··· DATASET RECORDS

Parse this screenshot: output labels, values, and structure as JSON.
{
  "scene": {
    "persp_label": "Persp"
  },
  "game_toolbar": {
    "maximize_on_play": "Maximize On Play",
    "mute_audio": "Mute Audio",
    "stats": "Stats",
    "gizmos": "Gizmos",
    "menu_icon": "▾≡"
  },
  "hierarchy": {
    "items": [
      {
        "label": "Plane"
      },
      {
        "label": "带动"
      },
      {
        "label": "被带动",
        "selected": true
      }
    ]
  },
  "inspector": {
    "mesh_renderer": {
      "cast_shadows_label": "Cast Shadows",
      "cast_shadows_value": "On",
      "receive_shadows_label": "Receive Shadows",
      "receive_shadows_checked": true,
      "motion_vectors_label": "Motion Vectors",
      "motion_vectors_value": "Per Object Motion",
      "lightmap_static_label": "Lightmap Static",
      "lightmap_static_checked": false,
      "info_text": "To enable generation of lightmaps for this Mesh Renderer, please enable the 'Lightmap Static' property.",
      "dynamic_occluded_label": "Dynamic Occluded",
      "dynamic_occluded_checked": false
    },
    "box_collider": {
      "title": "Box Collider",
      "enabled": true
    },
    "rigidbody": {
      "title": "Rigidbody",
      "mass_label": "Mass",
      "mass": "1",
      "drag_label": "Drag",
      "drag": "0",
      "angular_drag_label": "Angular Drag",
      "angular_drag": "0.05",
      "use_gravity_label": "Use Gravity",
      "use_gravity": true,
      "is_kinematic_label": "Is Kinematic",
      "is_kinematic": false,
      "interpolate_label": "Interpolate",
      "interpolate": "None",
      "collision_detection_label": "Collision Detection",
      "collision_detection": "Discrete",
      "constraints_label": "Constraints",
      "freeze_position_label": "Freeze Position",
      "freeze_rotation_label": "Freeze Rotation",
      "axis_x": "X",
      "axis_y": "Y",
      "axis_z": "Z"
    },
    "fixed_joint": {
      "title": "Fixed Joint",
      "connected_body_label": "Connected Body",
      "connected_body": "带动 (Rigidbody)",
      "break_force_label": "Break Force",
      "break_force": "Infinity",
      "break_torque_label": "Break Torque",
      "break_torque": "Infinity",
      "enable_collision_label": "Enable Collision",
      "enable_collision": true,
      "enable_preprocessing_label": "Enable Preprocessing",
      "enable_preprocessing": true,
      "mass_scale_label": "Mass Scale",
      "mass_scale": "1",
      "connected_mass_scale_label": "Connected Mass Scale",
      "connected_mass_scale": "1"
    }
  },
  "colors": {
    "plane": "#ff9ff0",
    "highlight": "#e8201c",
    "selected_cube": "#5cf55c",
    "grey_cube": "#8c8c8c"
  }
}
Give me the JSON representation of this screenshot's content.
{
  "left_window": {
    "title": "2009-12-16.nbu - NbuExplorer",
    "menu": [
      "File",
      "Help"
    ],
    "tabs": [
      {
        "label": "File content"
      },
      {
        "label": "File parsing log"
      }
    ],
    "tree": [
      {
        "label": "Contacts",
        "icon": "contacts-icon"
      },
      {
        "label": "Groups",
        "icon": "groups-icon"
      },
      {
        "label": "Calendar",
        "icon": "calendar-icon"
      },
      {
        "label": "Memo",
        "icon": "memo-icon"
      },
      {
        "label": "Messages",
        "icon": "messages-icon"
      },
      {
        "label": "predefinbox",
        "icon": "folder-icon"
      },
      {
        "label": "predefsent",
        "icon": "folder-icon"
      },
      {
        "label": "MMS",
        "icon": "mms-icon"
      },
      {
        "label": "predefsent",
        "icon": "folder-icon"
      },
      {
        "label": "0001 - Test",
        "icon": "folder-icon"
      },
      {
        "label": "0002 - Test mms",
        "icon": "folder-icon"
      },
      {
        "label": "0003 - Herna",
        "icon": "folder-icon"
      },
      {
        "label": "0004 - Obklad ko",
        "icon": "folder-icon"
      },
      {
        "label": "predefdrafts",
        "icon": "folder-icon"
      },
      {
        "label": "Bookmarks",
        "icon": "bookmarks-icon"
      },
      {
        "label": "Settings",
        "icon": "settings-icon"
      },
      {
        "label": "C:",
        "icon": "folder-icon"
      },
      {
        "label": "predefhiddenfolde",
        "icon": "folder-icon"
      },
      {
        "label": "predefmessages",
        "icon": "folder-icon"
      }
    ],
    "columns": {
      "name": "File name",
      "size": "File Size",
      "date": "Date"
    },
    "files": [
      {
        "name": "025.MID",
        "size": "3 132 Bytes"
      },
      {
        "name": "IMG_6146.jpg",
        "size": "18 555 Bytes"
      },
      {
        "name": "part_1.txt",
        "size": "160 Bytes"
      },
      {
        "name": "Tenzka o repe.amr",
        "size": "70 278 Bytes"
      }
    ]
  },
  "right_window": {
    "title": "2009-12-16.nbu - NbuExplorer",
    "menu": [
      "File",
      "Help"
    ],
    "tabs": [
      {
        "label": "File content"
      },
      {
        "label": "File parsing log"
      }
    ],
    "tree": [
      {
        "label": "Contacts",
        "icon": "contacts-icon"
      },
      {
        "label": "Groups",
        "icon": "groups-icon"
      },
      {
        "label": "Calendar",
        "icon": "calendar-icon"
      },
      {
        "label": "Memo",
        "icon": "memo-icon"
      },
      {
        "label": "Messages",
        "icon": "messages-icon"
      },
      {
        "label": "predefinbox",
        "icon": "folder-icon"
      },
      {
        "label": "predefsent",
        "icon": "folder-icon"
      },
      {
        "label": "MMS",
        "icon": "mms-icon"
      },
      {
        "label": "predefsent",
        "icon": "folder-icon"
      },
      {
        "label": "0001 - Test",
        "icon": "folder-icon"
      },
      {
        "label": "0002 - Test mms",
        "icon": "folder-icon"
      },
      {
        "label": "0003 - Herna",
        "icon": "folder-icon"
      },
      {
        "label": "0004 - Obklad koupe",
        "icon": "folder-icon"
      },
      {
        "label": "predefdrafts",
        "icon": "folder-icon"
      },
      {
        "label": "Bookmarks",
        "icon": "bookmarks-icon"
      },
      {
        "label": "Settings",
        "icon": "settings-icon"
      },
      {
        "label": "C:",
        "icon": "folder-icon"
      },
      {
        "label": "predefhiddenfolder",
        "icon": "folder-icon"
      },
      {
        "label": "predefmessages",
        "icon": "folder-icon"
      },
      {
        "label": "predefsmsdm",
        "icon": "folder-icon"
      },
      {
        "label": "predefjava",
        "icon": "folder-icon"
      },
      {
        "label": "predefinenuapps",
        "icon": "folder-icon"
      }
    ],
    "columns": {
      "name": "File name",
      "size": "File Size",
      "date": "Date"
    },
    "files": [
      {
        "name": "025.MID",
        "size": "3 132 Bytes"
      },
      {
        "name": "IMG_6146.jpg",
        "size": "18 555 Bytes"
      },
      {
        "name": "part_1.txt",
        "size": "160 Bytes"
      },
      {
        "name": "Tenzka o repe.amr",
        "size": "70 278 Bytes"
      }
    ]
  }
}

······

**CHALLENGE**
Output all of the data again, exactly.

**SOLVED EXERCISE**
Parse this screenshot: output labels, values, and structure as JSON.
{
  "scene": {
    "persp_label": "Persp"
  },
  "game_toolbar": {
    "maximize_on_play": "Maximize On Play",
    "mute_audio": "Mute Audio",
    "stats": "Stats",
    "gizmos": "Gizmos",
    "menu_icon": "▾≡"
  },
  "hierarchy": {
    "items": [
      {
        "label": "Plane"
      },
      {
        "label": "带动"
      },
      {
        "label": "被带动",
        "selected": true
      }
    ]
  },
  "inspector": {
    "mesh_renderer": {
      "cast_shadows_label": "Cast Shadows",
      "cast_shadows_value": "On",
      "receive_shadows_label": "Receive Shadows",
      "receive_shadows_checked": true,
      "motion_vectors_label": "Motion Vectors",
      "motion_vectors_value": "Per Object Motion",
      "lightmap_static_label": "Lightmap Static",
      "lightmap_static_checked": false,
      "info_text": "To enable generation of lightmaps for this Mesh Renderer, please enable the 'Lightmap Static' property.",
      "dynamic_occluded_label": "Dynamic Occluded",
      "dynamic_occluded_checked": false
    },
    "box_collider": {
      "title": "Box Collider",
      "enabled": true
    },
    "rigidbody": {
      "title": "Rigidbody",
      "mass_label": "Mass",
      "mass": "1",
      "drag_label": "Drag",
      "drag": "0",
      "angular_drag_label": "Angular Drag",
      "angular_drag": "0.05",
      "use_gravity_label": "Use Gravity",
      "use_gravity": true,
      "is_kinematic_label": "Is Kinematic",
      "is_kinematic": false,
      "interpolate_label": "Interpolate",
      "interpolate": "None",
      "collision_detection_label": "Collision Detection",
      "collision_detection": "Discrete",
      "constraints_label": "Constraints",
      "freeze_position_label": "Freeze Position",
      "freeze_rotation_label": "Freeze Rotation",
      "axis_x": "X",
      "axis_y": "Y",
      "axis_z": "Z"
    },
    "fixed_joint": {
      "title": "Fixed Joint",
      "connected_body_label": "Connected Body",
      "connected_body": "带动 (Rigidbody)",
      "break_force_label": "Break Force",
      "break_force": "Infinity",
      "break_torque_label": "Break Torque",
      "break_torque": "Infinity",
      "enable_collision_label": "Enable Collision",
      "enable_collision": true,
      "enable_preprocessing_label": "Enable Preprocessing",
      "enable_preprocessing": true,
      "mass_scale_label": "Mass Scale",
      "mass_scale": "1",
      "connected_mass_scale_label": "Connected Mass Scale",
      "connected_mass_scale": "1"
    }
  },
  "colors": {
    "plane": "#ff9ff0",
    "highlight": "#e8201c",
    "selected_cube": "#5cf55c",
    "grey_cube": "#8c8c8c"
  }
}
Give me the JSON representation of this screenshot's content.
{
  "left_window": {
    "title": "2009-12-16.nbu - NbuExplorer",
    "menu": [
      "File",
      "Help"
    ],
    "tabs": [
      {
        "label": "File content"
      },
      {
        "label": "File parsing log"
      }
    ],
    "tree": [
      {
        "label": "Contacts",
        "icon": "contacts-icon"
      },
      {
        "label": "Groups",
        "icon": "groups-icon"
      },
      {
        "label": "Calendar",
        "icon": "calendar-icon"
      },
      {
        "label": "Memo",
        "icon": "memo-icon"
      },
      {
        "label": "Messages",
        "icon": "messages-icon"
      },
      {
        "label": "predefinbox",
        "icon": "folder-icon"
      },
      {
        "label": "predefsent",
        "icon": "folder-icon"
      },
      {
        "label": "MMS",
        "icon": "mms-icon"
      },
      {
        "label": "predefsent",
        "icon": "folder-icon"
      },
      {
        "label": "0001 - Test",
        "icon": "folder-icon"
      },
      {
        "label": "0002 - Test mms",
        "icon": "folder-icon"
      },
      {
        "label": "0003 - Herna",
        "icon": "folder-icon"
      },
      {
        "label": "0004 - Obklad ko",
        "icon": "folder-icon"
      },
      {
        "label": "predefdrafts",
        "icon": "folder-icon"
      },
      {
        "label": "Bookmarks",
        "icon": "bookmarks-icon"
      },
      {
        "label": "Settings",
        "icon": "settings-icon"
      },
      {
        "label": "C:",
        "icon": "folder-icon"
      },
      {
        "label": "predefhiddenfolde",
        "icon": "folder-icon"
      },
      {
        "label": "predefmessages",
        "icon": "folder-icon"
      }
    ],
    "columns": {
      "name": "File name",
      "size": "File Size",
      "date": "Date"
    },
    "files": [
      {
        "name": "025.MID",
        "size": "3 132 Bytes"
      },
      {
        "name": "IMG_6146.jpg",
        "size": "18 555 Bytes"
      },
      {
        "name": "part_1.txt",
        "size": "160 Bytes"
      },
      {
        "name": "Tenzka o repe.amr",
        "size": "70 278 Bytes"
      }
    ]
  },
  "right_window": {
    "title": "2009-12-16.nbu - NbuExplorer",
    "menu": [
      "File",
      "Help"
    ],
    "tabs": [
      {
        "label": "File content"
      },
      {
        "label": "File parsing log"
      }
    ],
    "tree": [
      {
        "label": "Contacts",
        "icon": "contacts-icon"
      },
      {
        "label": "Groups",
        "icon": "groups-icon"
      },
      {
        "label": "Calendar",
        "icon": "calendar-icon"
      },
      {
        "label": "Memo",
        "icon": "memo-icon"
      },
      {
        "label": "Messages",
        "icon": "messages-icon"
      },
      {
        "label": "predefinbox",
        "icon": "folder-icon"
      },
      {
        "label": "predefsent",
        "icon": "folder-icon"
      },
      {
        "label": "MMS",
        "icon": "mms-icon"
      },
      {
        "label": "predefsent",
        "icon": "folder-icon"
      },
      {
        "label": "0001 - Test",
        "icon": "folder-icon"
      },
      {
        "label": "0002 - Test mms",
        "icon": "folder-icon"
      },
      {
        "label": "0003 - Herna",
        "icon": "folder-icon"
      },
      {
        "label": "0004 - Obklad koupe",
        "icon": "folder-icon"
      },
      {
        "label": "predefdrafts",
        "icon": "folder-icon"
      },
      {
        "label": "Bookmarks",
        "icon": "bookmarks-icon"
      },
      {
        "label": "Settings",
        "icon": "settings-icon"
      },
      {
        "label": "C:",
        "icon": "folder-icon"
      },
      {
        "label": "predefhiddenfolder",
        "icon": "folder-icon"
      },
      {
        "label": "predefmessages",
        "icon": "folder-icon"
      },
      {
        "label": "predefsmsdm",
        "icon": "folder-icon"
      },
      {
        "label": "predefjava",
        "icon": "folder-icon"
      },
      {
        "label": "predefinenuapps",
        "icon": "folder-icon"
      }
    ],
    "columns": {
      "name": "File name",
      "size": "File Size",
      "date": "Date"
    },
    "files": [
      {
        "name": "025.MID",
        "size": "3 132 Bytes"
      },
      {
        "name": "IMG_6146.jpg",
        "size": "18 555 Bytes"
      },
      {
        "name": "part_1.txt",
        "size": "160 Bytes"
      },
      {
        "name": "Tenzka o repe.amr",
        "size": "70 278 Bytes"
      }
    ]
  }
}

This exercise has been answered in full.